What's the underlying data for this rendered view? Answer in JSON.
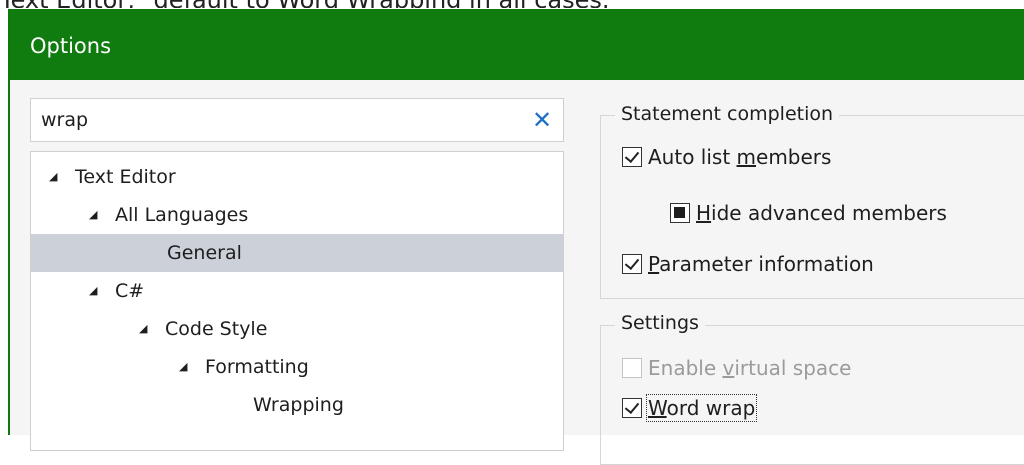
{
  "caption": "Text Editor, \"default to Word Wrapping in all cases.",
  "window": {
    "title": "Options"
  },
  "search": {
    "value": "wrap",
    "clear_icon": "close-icon",
    "clear_glyph": "✕"
  },
  "tree": {
    "caret_icon": "caret-down-icon",
    "caret_glyph": "◢",
    "items": [
      {
        "label": "Text Editor",
        "expanded": true,
        "selected": false
      },
      {
        "label": "All Languages",
        "expanded": true,
        "selected": false
      },
      {
        "label": "General",
        "expanded": false,
        "selected": true
      },
      {
        "label": "C#",
        "expanded": true,
        "selected": false
      },
      {
        "label": "Code Style",
        "expanded": true,
        "selected": false
      },
      {
        "label": "Formatting",
        "expanded": true,
        "selected": false
      },
      {
        "label": "Wrapping",
        "expanded": false,
        "selected": false
      }
    ]
  },
  "statement_completion": {
    "title": "Statement completion",
    "auto_list_members": {
      "pre": "Auto list ",
      "u": "m",
      "post": "embers",
      "state": "checked"
    },
    "hide_advanced_members": {
      "pre": "",
      "u": "H",
      "post": "ide advanced members",
      "state": "indeterminate"
    },
    "parameter_information": {
      "pre": "",
      "u": "P",
      "post": "arameter information",
      "state": "checked"
    }
  },
  "settings": {
    "title": "Settings",
    "enable_virtual_space": {
      "pre": "Enable ",
      "u": "v",
      "post": "irtual space",
      "state": "unchecked",
      "enabled": false
    },
    "word_wrap": {
      "pre": "",
      "u": "W",
      "post": "ord wrap",
      "state": "checked",
      "focused": true
    }
  },
  "colors": {
    "titlebar": "#107c10",
    "selection": "#ccd0d8",
    "clear_icon": "#1f6fc5"
  }
}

[Problem to work on]
Reproduce every line precisely as given, omitting all pictures.

[Solution for this exercise]
What's the underlying data for this rendered view? Answer in JSON.
{
  "caption": "Text Editor, \"default to Word Wrapping in all cases.",
  "window": {
    "title": "Options"
  },
  "search": {
    "value": "wrap",
    "clear_icon": "close-icon",
    "clear_glyph": "✕"
  },
  "tree": {
    "caret_icon": "caret-down-icon",
    "caret_glyph": "◢",
    "items": [
      {
        "label": "Text Editor",
        "expanded": true,
        "selected": false
      },
      {
        "label": "All Languages",
        "expanded": true,
        "selected": false
      },
      {
        "label": "General",
        "expanded": false,
        "selected": true
      },
      {
        "label": "C#",
        "expanded": true,
        "selected": false
      },
      {
        "label": "Code Style",
        "expanded": true,
        "selected": false
      },
      {
        "label": "Formatting",
        "expanded": true,
        "selected": false
      },
      {
        "label": "Wrapping",
        "expanded": false,
        "selected": false
      }
    ]
  },
  "statement_completion": {
    "title": "Statement completion",
    "auto_list_members": {
      "pre": "Auto list ",
      "u": "m",
      "post": "embers",
      "state": "checked"
    },
    "hide_advanced_members": {
      "pre": "",
      "u": "H",
      "post": "ide advanced members",
      "state": "indeterminate"
    },
    "parameter_information": {
      "pre": "",
      "u": "P",
      "post": "arameter information",
      "state": "checked"
    }
  },
  "settings": {
    "title": "Settings",
    "enable_virtual_space": {
      "pre": "Enable ",
      "u": "v",
      "post": "irtual space",
      "state": "unchecked",
      "enabled": false
    },
    "word_wrap": {
      "pre": "",
      "u": "W",
      "post": "ord wrap",
      "state": "checked",
      "focused": true
    }
  },
  "colors": {
    "titlebar": "#107c10",
    "selection": "#ccd0d8",
    "clear_icon": "#1f6fc5"
  }
}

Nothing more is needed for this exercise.